- **WHAT THIS TASK INVOLVES**: Identify and copy all lines of the material where the string "チケット発売のお知らせ" is found.

- **DATASET RECORDS**:
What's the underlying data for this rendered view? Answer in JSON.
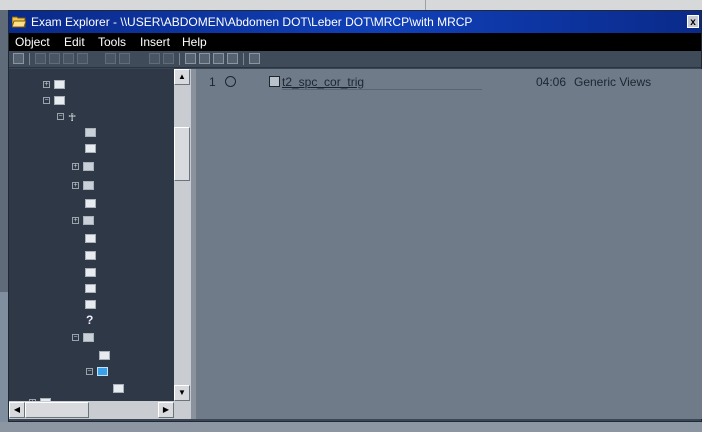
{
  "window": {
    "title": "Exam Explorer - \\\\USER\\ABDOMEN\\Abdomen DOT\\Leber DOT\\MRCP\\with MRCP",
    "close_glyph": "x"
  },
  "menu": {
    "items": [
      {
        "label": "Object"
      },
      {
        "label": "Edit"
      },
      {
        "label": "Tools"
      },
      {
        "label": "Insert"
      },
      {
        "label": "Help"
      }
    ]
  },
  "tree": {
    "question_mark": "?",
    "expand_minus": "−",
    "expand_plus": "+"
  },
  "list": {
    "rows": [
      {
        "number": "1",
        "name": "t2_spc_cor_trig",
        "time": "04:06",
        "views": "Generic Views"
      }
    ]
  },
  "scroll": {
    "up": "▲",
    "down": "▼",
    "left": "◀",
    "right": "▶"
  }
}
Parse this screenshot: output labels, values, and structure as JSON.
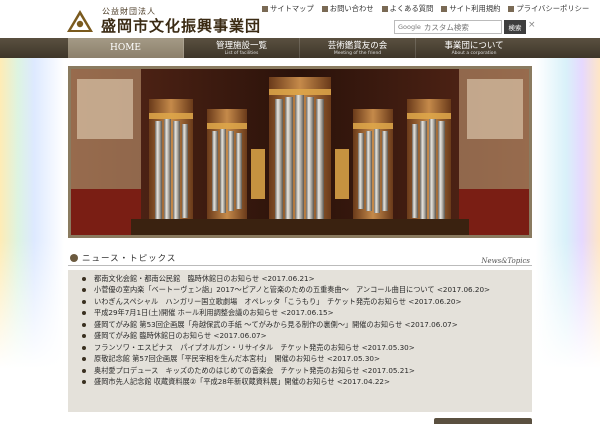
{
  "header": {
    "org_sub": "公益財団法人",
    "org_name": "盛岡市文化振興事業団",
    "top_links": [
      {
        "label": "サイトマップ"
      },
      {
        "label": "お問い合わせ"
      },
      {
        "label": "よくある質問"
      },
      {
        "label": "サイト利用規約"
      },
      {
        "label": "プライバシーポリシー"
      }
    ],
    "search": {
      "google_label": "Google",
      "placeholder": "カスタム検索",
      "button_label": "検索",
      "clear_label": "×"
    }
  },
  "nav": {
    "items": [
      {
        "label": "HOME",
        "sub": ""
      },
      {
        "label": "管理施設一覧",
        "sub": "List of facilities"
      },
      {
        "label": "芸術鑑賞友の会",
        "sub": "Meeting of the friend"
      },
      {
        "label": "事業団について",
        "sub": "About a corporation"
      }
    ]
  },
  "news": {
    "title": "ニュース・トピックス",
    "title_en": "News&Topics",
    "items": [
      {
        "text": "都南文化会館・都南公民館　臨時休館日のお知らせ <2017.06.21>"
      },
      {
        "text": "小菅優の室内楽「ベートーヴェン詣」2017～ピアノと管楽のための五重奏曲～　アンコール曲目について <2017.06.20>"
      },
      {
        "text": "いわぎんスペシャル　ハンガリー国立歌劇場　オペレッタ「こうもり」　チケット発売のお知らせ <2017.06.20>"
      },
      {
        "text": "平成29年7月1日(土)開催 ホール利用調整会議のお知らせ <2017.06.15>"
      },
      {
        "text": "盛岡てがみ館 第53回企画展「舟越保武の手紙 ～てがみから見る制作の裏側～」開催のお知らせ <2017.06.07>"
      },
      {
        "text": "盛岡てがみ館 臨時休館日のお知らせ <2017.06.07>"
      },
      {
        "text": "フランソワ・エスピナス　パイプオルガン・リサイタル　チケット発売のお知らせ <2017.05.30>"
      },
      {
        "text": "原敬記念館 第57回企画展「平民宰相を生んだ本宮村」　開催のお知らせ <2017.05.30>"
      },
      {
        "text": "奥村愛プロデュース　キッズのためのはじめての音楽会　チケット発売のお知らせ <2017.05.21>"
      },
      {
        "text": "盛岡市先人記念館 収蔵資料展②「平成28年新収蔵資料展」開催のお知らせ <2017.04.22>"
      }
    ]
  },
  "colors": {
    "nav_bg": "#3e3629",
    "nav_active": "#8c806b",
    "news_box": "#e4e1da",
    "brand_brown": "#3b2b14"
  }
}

- **REPLY TO THE EXERCISE**:
        "text": "いわぎんスペシャル　ハンガリー国立歌劇場　オペレッタ「こうもり」　チケット発売のお知らせ <2017.06.20>"
        "text": "フランソワ・エスピナス　パイプオルガン・リサイタル　チケット発売のお知らせ <2017.05.30>"
        "text": "奥村愛プロデュース　キッズのためのはじめての音楽会　チケット発売のお知らせ <2017.05.21>"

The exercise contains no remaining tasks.